[SUPPLIED TEXT]:
-- start --

Fire Dancing

By Nobleman Nash Hollowhill - November 1, 2010 

 

After a very brief explanation from a guest in the Neurosoup Chatroom, I decided to give Fire Dancing a try. The guest’s description was as follows: “Just dance to the sound of fire for a long time...then when you do enough of this moving meditation you can look into your future...you see into the future...by playing the game of trying to reflex fast enough to the sound of a bonfire...through creative dance mimicking the fire...don't use music for you just want the sound of the fire and no drums either.” I had been planning on having a campfire at my house the same day for no particular reason, so I decided to try it.

This was not my most serious and dedicated attempt, it was only my first. I had 3 beers in the past few hours and smoked a tiny bit of hash right before my friend left the fire and I was alone. There was an air conditioner on the side of my house that would turn on and off every few minutes, which at the very end of my dancing became the major distraction that caused me to stop. I did not expect much from this experiment, but I received everything I could hope for and more. Within ten minutes of trying to imitate the fire’s sounds with my movement, I became locked into a trance and I felt as one with the fire, at peace with all of nature, and fully immersed in the ever-shrinking moment called Now. There were some pops and crackles of the fire that I felt in my center before I heard them reach my ears, and this changed the patterns of movement I decided to choose. I improvised everything on the spot, and eventually every muscle in my body was both relaxed and ready to do anything. I imagined that I must have looked like a possessed zombie trying to do Shakespeare. I started to feel the vibration of the fire moment to moment; right now it's got a steady quiet roar with some soft but rapid crackles, so I keep my spine steady and my arms and legs are fidgeting like wild. Then a few loud pops and the pattern changes; I release some tension that has built up in my back and send these small waves of energy out to my finger and toe tips. I’ve never felt so much like a tree blowing in the wind. It was the same sensation I get for split seconds when I’m doing Tai Chi, the feeling of a huge amount of universal energy flowing uninhibited through my body. In the simplest terms possible, my body was in every sense nothing more than a physical extension of the fire.

-- end --

[TASKS AND EXERCISES]:
(a) In the fire dancing account, how many beers had the writer had in the past few hours?
(b) Change the fire dancing account from "By Nobleman Nash" down to "decided to try it." so that "campfire" reads "backyard fire".
(c) Write what comes next in the fire dancing account, starting right after its final sentence.

(Recorded data)
-- start --

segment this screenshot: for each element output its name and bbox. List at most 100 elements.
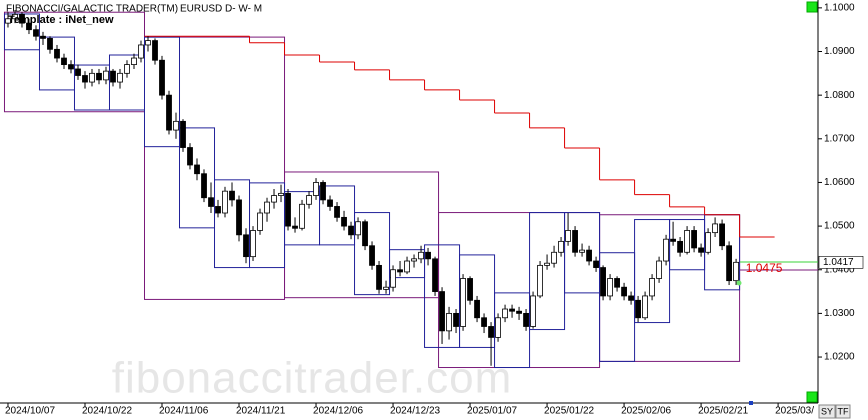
candle-body [684, 230, 690, 253]
x-tick-label: 2024/11/21 [236, 406, 286, 417]
candle-body [467, 278, 473, 301]
watermark: fibonaccitrader.com [112, 354, 513, 403]
button[interactable] [818, 404, 836, 419]
last-price-label: 1.0417 [823, 257, 854, 268]
candle-body [243, 234, 249, 258]
candle-body [600, 267, 606, 297]
candle-body [705, 232, 711, 253]
candle-body [250, 230, 256, 258]
button[interactable] [835, 404, 851, 419]
symbol: EURUSD D- W- M [180, 4, 262, 15]
candle-body [341, 216, 347, 227]
candle-body [124, 64, 130, 74]
candle-body [152, 40, 158, 61]
candle-body [495, 317, 501, 338]
candle-body [404, 260, 410, 273]
candle-body [96, 72, 102, 81]
resistance-label: 1.0475 [746, 261, 783, 275]
candle-body [145, 40, 151, 46]
y-tick-label: 1.0200 [824, 352, 855, 363]
candle-body [362, 221, 368, 247]
candle-body [75, 68, 81, 76]
x-tick-label: 2024/10/22 [82, 406, 132, 417]
x-tick-label: 2025/01/07 [467, 406, 517, 417]
candle-body [691, 230, 697, 249]
subtitle: Template : iNet_new [8, 14, 114, 26]
candle-body [509, 308, 515, 312]
candle-body [579, 249, 585, 253]
candle-body [558, 240, 564, 253]
candle-body [719, 223, 725, 247]
x-tick-label: 2024/12/06 [313, 406, 363, 417]
candle-body [222, 190, 228, 214]
candle-body [40, 35, 46, 39]
candle-body [236, 199, 242, 236]
y-tick-label: 1.0700 [824, 133, 855, 144]
x-tick-label: 2025/02/06 [621, 406, 671, 417]
candle-body [460, 278, 466, 327]
candle-body [103, 70, 109, 81]
candle-body [712, 223, 718, 234]
candle-body [68, 64, 74, 70]
y-tick-label: 1.0900 [824, 46, 855, 57]
chart-title: FIBONACCI/GALACTIC TRADER(TM) [6, 4, 178, 15]
candle-body [411, 258, 417, 262]
candle-body [537, 264, 543, 297]
candle-body [271, 195, 277, 203]
candle-body [313, 182, 319, 196]
candle-body [327, 199, 333, 207]
candle-body [572, 230, 578, 253]
candle-body [565, 230, 571, 242]
candle-body [607, 278, 613, 297]
candle-body [502, 308, 508, 319]
marker [749, 401, 753, 405]
candle-body [649, 278, 655, 297]
x-tick-label: 2024/12/23 [390, 406, 440, 417]
candle-body [131, 57, 137, 65]
y-tick-label: 1.0600 [824, 177, 855, 188]
candle-body [334, 206, 340, 218]
candle-body [474, 299, 480, 319]
monthly-box [144, 36, 286, 300]
y-tick-label: 1.0800 [824, 90, 855, 101]
candle-body [180, 120, 186, 148]
candle-body [33, 29, 39, 37]
candle-body [383, 286, 389, 290]
candle-body [642, 295, 648, 319]
weekly-box [144, 36, 181, 148]
candle-body [390, 269, 396, 288]
candle-body [194, 164, 200, 175]
candle-body [110, 70, 116, 83]
candle-body [733, 261, 739, 282]
candle-body [670, 238, 676, 242]
candle-body [446, 312, 452, 332]
weekly-box [179, 127, 216, 229]
candle-body [523, 312, 529, 327]
candle-body [257, 212, 263, 231]
candle-body [726, 245, 732, 282]
weekly-box [38, 36, 75, 91]
y-tick-label: 1.0300 [824, 308, 855, 319]
candle-body [82, 75, 88, 83]
candle-body [117, 72, 123, 83]
candle-body [698, 247, 704, 253]
candle-body [551, 251, 557, 264]
candle-body [677, 240, 683, 253]
candle-body [89, 72, 95, 83]
candle-body [586, 249, 592, 262]
candle-body [614, 278, 620, 288]
candle-body [418, 251, 424, 260]
button-label[interactable]: TF [838, 406, 849, 416]
x-tick-label: 2024/10/07 [5, 406, 55, 417]
button-label[interactable]: SY [821, 406, 833, 416]
candle-body [54, 48, 60, 59]
weekly-box [494, 292, 531, 369]
candle-body [425, 251, 431, 260]
candle-body [187, 147, 193, 166]
marker [806, 1, 818, 13]
y-tick-label: 1.0500 [824, 221, 855, 232]
candle-body [628, 295, 634, 301]
candle-body [138, 44, 144, 59]
candle-body [355, 221, 361, 236]
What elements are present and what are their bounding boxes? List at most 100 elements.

-- end --

[EXPECTED OUTPUTS]:
(a) Three.

(b)
By Nobleman Nash Hollowhill - November 1, 2010 

 

After a very brief explanation from a guest in the Neurosoup Chatroom, I decided to give Fire Dancing a try. The guest’s description was as follows: “Just dance to the sound of fire for a long time...then when you do enough of this moving meditation you can look into your future...you see into the future...by playing the game of trying to reflex fast enough to the sound of a bonfire...through creative dance mimicking the fire...don't use music for you just want the sound of the fire and no drums either.” I had been planning on having a backyard fire at my house the same day for no particular reason, so I decided to try it.

(c)
After several more experiments, most of which involved mushrooms, I have realized several things about my firedancing practice. One is that I am more successful when I approach the fire several times over the course of a few hours. Each attempt starts the same way, with disorganized and fidgety movements approximating the energy of the fire in some way. Eventually I realize that I’m paying more attention to my body and am not even listening to the fire. I bring my attention to the fire repetitively and try to keep my attention focused for longer and longer periods each time, allowing my body’s movements to become completely unconscious and spontaneous. After less than 10 minutes, I take a break and let my mind wander before trying again. For one mushroom session I periodically ventured outside to dance with the fire, made 3 or 4 brief attempts, and then went back inside to stretch and work on my balance before going back out. This was the most efficient way for me to make progress because the short duration of each try allowed me to maintain focus on the sound of the fire for the maximum percentage of my practice time.

When I was most successful, I very frequently oscillated between portraying actions that represented a confident, secure sense of self, and actions that represented a fearful hesitation and uncertainty about myself. I realized that the former species of action involves an embracing attitude toward my own behavior and may in fact serve a more functional purpose with respect to time’s advancement. The latter only serves to delay the inevitable. I concede that, having originally intuited this dichotomy to mean that meditation is an action which moves forward in time and hesitation is an action that move backward in time, I am now less hasty to make such assumptions than I once was. I have, however, worked Tai Chi into my movements to incorporate more intention into my actions.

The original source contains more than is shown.